• Required task: Tally all lines containing the word "this". Give the number alone.

-----

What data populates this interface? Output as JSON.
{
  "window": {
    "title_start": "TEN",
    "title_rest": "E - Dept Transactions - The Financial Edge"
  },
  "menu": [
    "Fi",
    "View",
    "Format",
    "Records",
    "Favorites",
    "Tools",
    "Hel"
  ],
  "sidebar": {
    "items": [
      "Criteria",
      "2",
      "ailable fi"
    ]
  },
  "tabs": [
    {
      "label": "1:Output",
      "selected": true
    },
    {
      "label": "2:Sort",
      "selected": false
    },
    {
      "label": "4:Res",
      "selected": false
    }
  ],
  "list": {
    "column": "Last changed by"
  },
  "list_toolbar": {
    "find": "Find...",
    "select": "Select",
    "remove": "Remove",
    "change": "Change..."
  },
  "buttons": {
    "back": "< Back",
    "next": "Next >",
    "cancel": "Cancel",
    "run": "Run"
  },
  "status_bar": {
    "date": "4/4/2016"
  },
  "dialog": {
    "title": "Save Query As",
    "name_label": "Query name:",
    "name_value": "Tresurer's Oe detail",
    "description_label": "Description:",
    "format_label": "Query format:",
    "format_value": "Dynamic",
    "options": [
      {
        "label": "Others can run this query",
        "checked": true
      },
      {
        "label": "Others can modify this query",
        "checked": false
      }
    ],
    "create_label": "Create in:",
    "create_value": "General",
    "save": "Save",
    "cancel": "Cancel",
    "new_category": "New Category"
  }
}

-----

• Complete output: 3